____ RECORDS PROVIDED

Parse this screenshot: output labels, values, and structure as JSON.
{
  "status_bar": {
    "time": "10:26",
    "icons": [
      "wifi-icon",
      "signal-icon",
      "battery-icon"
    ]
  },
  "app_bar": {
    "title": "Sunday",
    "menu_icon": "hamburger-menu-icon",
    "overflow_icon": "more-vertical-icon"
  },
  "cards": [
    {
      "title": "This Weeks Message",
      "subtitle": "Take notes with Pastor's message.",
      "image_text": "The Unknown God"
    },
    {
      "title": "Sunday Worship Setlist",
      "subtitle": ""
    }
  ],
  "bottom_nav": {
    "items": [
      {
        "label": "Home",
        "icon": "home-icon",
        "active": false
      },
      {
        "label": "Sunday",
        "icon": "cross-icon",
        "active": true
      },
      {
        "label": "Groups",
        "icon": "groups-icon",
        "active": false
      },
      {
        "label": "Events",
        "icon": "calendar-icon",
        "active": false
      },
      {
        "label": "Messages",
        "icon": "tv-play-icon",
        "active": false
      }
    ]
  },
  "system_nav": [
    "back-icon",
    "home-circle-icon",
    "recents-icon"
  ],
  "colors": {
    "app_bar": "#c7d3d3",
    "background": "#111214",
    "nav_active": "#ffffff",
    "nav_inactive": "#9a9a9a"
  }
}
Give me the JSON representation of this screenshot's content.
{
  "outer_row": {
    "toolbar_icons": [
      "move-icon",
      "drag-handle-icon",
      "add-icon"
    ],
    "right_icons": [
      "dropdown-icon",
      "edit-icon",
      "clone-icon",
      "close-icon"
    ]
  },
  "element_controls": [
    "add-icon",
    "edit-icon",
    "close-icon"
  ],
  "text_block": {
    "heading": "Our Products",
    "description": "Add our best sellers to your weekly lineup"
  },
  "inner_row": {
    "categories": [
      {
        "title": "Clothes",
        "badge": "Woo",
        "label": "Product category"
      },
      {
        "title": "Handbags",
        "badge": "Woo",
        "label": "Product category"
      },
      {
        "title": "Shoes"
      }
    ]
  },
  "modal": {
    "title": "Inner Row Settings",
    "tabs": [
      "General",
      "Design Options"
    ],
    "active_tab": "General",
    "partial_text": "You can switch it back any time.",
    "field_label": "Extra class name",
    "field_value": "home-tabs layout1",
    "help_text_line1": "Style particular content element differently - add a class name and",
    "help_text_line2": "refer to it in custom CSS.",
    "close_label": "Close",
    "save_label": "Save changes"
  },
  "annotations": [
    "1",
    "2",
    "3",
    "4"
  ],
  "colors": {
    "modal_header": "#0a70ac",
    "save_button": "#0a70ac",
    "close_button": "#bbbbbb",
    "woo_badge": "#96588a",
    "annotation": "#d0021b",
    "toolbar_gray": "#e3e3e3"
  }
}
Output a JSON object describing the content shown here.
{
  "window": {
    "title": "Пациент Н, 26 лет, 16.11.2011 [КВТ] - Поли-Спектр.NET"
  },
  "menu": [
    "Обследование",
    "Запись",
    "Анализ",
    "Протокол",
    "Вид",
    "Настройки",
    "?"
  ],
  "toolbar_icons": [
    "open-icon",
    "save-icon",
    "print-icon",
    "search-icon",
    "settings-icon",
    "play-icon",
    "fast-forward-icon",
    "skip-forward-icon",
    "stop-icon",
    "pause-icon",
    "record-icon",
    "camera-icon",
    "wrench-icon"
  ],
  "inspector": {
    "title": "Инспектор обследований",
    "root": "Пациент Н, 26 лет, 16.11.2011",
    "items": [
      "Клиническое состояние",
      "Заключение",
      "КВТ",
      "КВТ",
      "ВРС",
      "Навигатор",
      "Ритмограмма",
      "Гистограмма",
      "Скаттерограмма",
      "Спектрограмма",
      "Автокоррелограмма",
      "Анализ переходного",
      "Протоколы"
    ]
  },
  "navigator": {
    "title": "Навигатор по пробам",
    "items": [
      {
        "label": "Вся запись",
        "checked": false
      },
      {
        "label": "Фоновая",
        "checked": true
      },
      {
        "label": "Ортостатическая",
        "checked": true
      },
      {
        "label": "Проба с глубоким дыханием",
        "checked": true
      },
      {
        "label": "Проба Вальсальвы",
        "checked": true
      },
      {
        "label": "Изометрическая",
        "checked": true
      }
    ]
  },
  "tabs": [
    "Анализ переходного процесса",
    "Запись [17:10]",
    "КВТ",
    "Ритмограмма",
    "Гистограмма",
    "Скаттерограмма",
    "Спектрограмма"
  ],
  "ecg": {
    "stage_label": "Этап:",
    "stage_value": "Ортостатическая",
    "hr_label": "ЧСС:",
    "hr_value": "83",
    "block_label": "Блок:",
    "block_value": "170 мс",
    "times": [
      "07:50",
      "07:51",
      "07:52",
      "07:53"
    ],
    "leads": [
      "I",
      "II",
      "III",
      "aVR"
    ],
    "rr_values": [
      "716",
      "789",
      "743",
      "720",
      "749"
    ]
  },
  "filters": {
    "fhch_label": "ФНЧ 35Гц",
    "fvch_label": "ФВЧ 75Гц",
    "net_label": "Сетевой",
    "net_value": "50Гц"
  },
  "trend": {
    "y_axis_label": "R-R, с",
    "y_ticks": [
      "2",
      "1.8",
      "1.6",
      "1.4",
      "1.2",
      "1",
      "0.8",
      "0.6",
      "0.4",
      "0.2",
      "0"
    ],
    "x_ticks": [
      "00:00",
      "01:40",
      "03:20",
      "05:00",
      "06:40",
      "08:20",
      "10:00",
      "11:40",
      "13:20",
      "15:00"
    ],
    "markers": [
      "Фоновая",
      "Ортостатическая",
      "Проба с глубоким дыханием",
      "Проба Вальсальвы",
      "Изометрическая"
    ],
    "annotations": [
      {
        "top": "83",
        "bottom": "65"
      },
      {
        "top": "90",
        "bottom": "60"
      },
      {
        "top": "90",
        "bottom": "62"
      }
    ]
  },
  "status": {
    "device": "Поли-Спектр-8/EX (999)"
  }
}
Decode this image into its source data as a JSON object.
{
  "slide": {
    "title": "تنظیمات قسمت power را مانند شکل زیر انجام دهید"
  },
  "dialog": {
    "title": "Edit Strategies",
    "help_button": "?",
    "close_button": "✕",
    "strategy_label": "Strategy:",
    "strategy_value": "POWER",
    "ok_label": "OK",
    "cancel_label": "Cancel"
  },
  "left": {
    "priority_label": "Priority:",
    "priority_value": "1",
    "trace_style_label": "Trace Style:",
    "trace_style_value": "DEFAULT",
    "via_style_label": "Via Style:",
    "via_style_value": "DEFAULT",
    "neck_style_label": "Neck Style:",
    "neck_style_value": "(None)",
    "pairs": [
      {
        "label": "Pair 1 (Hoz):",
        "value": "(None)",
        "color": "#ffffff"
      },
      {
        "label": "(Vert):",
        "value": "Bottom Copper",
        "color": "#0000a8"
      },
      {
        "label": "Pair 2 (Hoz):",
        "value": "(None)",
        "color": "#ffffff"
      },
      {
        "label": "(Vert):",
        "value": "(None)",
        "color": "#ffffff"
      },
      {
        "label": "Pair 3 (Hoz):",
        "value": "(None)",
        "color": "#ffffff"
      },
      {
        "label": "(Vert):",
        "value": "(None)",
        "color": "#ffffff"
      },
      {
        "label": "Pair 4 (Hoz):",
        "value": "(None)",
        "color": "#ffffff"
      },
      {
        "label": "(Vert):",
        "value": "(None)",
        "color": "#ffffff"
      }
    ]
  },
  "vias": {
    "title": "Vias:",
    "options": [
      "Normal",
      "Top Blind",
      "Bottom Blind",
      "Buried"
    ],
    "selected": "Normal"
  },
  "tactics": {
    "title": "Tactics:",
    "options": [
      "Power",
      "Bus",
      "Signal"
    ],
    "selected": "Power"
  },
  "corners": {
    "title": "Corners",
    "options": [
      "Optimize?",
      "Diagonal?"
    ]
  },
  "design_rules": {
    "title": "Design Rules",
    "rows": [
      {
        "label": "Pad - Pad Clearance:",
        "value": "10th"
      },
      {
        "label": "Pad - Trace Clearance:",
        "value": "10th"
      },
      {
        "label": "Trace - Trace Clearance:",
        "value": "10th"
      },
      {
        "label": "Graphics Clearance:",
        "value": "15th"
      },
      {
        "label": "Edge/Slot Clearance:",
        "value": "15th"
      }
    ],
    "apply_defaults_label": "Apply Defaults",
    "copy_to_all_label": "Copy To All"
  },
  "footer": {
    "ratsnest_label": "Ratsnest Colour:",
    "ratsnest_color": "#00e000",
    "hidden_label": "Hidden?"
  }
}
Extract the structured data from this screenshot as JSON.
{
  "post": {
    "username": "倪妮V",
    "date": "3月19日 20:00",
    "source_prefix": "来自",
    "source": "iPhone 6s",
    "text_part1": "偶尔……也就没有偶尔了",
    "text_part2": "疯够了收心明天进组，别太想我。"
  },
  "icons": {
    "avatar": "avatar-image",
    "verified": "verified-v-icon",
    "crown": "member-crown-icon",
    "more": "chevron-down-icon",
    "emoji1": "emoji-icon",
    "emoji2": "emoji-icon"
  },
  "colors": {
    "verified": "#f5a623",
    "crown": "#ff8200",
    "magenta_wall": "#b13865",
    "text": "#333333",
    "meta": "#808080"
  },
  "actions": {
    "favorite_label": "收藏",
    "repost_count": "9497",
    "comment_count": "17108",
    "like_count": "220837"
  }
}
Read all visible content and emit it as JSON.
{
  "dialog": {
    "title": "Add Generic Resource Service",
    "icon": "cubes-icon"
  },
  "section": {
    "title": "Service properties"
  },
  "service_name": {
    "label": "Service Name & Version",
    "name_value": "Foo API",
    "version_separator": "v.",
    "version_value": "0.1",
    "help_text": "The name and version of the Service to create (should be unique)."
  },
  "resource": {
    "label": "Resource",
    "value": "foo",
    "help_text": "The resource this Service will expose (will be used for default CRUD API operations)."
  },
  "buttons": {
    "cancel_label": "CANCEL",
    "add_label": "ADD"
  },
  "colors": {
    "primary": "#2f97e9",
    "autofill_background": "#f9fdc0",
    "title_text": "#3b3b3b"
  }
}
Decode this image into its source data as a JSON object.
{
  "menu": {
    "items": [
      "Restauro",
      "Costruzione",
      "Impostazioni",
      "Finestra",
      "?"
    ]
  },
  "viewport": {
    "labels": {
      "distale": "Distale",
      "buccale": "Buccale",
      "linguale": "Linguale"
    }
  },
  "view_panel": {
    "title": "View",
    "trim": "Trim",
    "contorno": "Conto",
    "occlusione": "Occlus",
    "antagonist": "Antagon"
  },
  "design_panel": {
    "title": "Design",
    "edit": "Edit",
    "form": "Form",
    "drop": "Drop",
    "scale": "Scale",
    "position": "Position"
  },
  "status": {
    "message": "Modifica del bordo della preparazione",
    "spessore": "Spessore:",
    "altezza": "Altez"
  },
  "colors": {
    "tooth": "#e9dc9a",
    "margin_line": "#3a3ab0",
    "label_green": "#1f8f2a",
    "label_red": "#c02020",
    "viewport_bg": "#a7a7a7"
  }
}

________

Report each line in the data that holds the word "labels".

> OUTPUT FOR THIS EXERCISE:
Parse this screenshot: output labels, values, and structure as JSON.
    "labels": {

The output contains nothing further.